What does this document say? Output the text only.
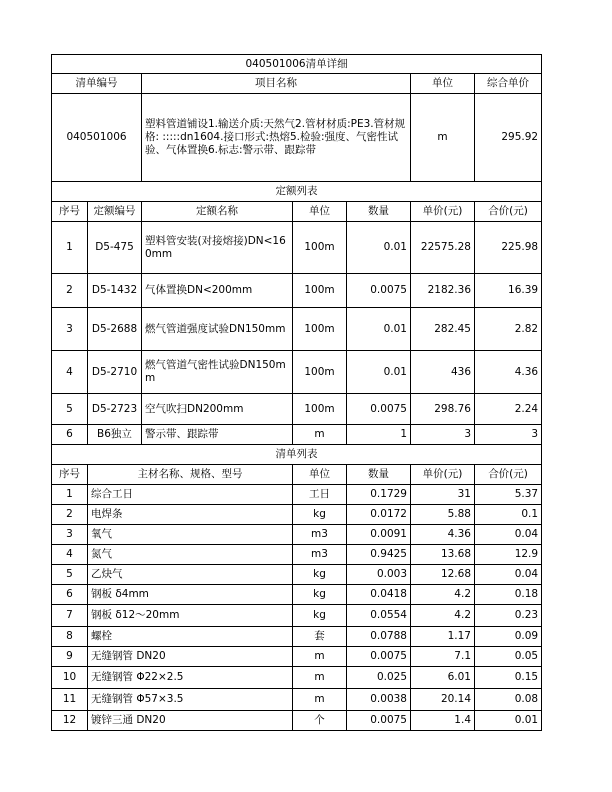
040501006清单详细						
清单编号		项目名称			单位	综合单价
040501006		塑料管道铺设1.输送介质:天然气2.管材材质:PE3.管材规格: :::::dn1604.接口形式:热熔5.检验:强度、气密性试验、气体置换6.标志:警示带、跟踪带			m	295.92
定额列表						
序号	定额编号	定额名称	单位	数量	单价(元)	合价(元)
1	D5-475	塑料管安装(对接熔接)DN<160mm	100m	0.01	22575.28	225.98
2	D5-1432	气体置换DN<200mm	100m	0.0075	2182.36	16.39
3	D5-2688	燃气管道强度试验DN150mm	100m	0.01	282.45	2.82
4	D5-2710	燃气管道气密性试验DN150mm	100m	0.01	436	4.36
5	D5-2723	空气吹扫DN200mm	100m	0.0075	298.76	2.24
6	B6独立	警示带、跟踪带	m	1	3	3
清单列表						
序号	主材名称、规格、型号		单位	数量	单价(元)	合价(元)
1	综合工日		工日	0.1729	31	5.37
2	电焊条		kg	0.0172	5.88	0.1
3	氧气		m3	0.0091	4.36	0.04
4	氮气		m3	0.9425	13.68	12.9
5	乙炔气		kg	0.003	12.68	0.04
6	钢板 δ4mm		kg	0.0418	4.2	0.18
7	钢板 δ12～20mm		kg	0.0554	4.2	0.23
8	螺栓		套	0.0788	1.17	0.09
9	无缝钢管 DN20		m	0.0075	7.1	0.05
10	无缝钢管 Φ22×2.5		m	0.025	6.01	0.15
11	无缝钢管 Φ57×3.5		m	0.0038	20.14	0.08
12	镀锌三通 DN20		个	0.0075	1.4	0.01
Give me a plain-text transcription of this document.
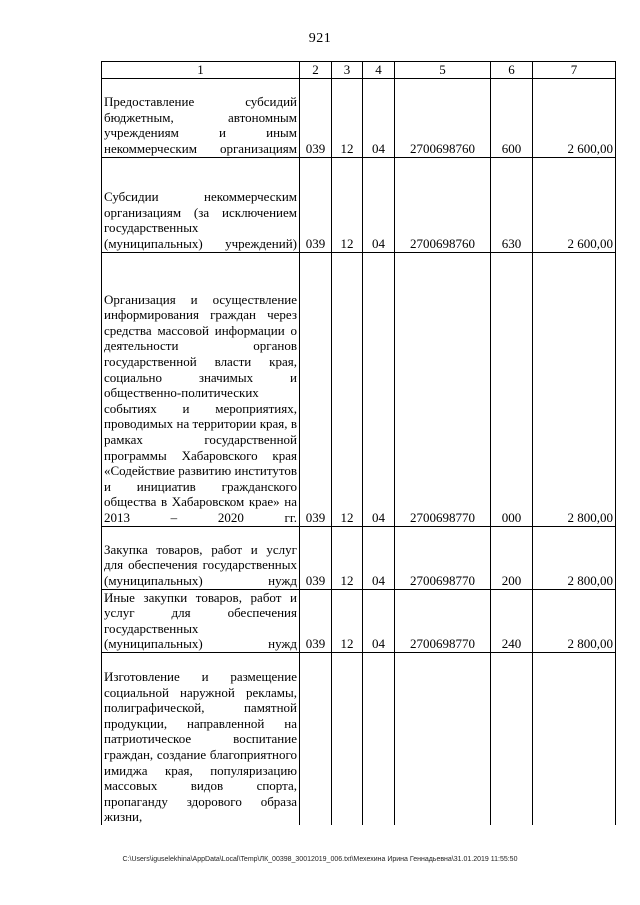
921
1	2	3	4	5	6	7
Предоставление субсидий бюджетным, автономным учреждениям и иным некоммерческим организациям	039	12	04	2700698760	600	2 600,00
Субсидии некоммерческим организациям (за исключением государственных (муниципальных) учреждений)	039	12	04	2700698760	630	2 600,00
Организация и осуществление информирования граждан через средства массовой информации о деятельности органов государственной власти края, социально значимых и общественно-политических событиях и мероприятиях, проводимых на территории края, в рамках государственной программы Хабаровского края «Содействие развитию институтов и инициатив гражданского общества в Хабаровском крае» на 2013 – 2020 гг.	039	12	04	2700698770	000	2 800,00
Закупка товаров, работ и услуг для обеспечения государственных (муниципальных) нужд	039	12	04	2700698770	200	2 800,00
Иные закупки товаров, работ и услуг для обеспечения государственных (муниципальных) нужд	039	12	04	2700698770	240	2 800,00
Изготовление и размещение социальной наружной рекламы, полиграфической, памятной продукции, направленной на патриотическое воспитание граждан, создание благоприятного имиджа края, популяризацию массовых видов спорта, пропаганду здорового образа жизни,						
C:\Users\iguselekhina\AppData\Local\Temp\ЛК_00398_30012019_006.txt\Мехехина Ирина Геннадьевна\31.01.2019 11:55:50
·····
> [DIRECTIVE] Leave out the pictures and repeat everything else in the records exactly.

> [REPLY TO THE TASK]
What does this document say? Output the text only.
040501006清单详细						
清单编号		项目名称			单位	综合单价
040501006		塑料管道铺设1.输送介质:天然气2.管材材质:PE3.管材规格: :::::dn1604.接口形式:热熔5.检验:强度、气密性试验、气体置换6.标志:警示带、跟踪带			m	295.92
定额列表						
序号	定额编号	定额名称	单位	数量	单价(元)	合价(元)
1	D5-475	塑料管安装(对接熔接)DN<160mm	100m	0.01	22575.28	225.98
2	D5-1432	气体置换DN<200mm	100m	0.0075	2182.36	16.39
3	D5-2688	燃气管道强度试验DN150mm	100m	0.01	282.45	2.82
4	D5-2710	燃气管道气密性试验DN150mm	100m	0.01	436	4.36
5	D5-2723	空气吹扫DN200mm	100m	0.0075	298.76	2.24
6	B6独立	警示带、跟踪带	m	1	3	3
清单列表						
序号	主材名称、规格、型号		单位	数量	单价(元)	合价(元)
1	综合工日		工日	0.1729	31	5.37
2	电焊条		kg	0.0172	5.88	0.1
3	氧气		m3	0.0091	4.36	0.04
4	氮气		m3	0.9425	13.68	12.9
5	乙炔气		kg	0.003	12.68	0.04
6	钢板 δ4mm		kg	0.0418	4.2	0.18
7	钢板 δ12～20mm		kg	0.0554	4.2	0.23
8	螺栓		套	0.0788	1.17	0.09
9	无缝钢管 DN20		m	0.0075	7.1	0.05
10	无缝钢管 Φ22×2.5		m	0.025	6.01	0.15
11	无缝钢管 Φ57×3.5		m	0.0038	20.14	0.08
12	镀锌三通 DN20		个	0.0075	1.4	0.01
Give me a plain-text transcription of this document.
921
1	2	3	4	5	6	7
Предоставление субсидий бюджетным, автономным учреждениям и иным некоммерческим организациям	039	12	04	2700698760	600	2 600,00
Субсидии некоммерческим организациям (за исключением государственных (муниципальных) учреждений)	039	12	04	2700698760	630	2 600,00
Организация и осуществление информирования граждан через средства массовой информации о деятельности органов государственной власти края, социально значимых и общественно-политических событиях и мероприятиях, проводимых на территории края, в рамках государственной программы Хабаровского края «Содействие развитию институтов и инициатив гражданского общества в Хабаровском крае» на 2013 – 2020 гг.	039	12	04	2700698770	000	2 800,00
Закупка товаров, работ и услуг для обеспечения государственных (муниципальных) нужд	039	12	04	2700698770	200	2 800,00
Иные закупки товаров, работ и услуг для обеспечения государственных (муниципальных) нужд	039	12	04	2700698770	240	2 800,00
Изготовление и размещение социальной наружной рекламы, полиграфической, памятной продукции, направленной на патриотическое воспитание граждан, создание благоприятного имиджа края, популяризацию массовых видов спорта, пропаганду здорового образа жизни,						
C:\Users\iguselekhina\AppData\Local\Temp\ЛК_00398_30012019_006.txt\Мехехина Ирина Геннадьевна\31.01.2019 11:55:50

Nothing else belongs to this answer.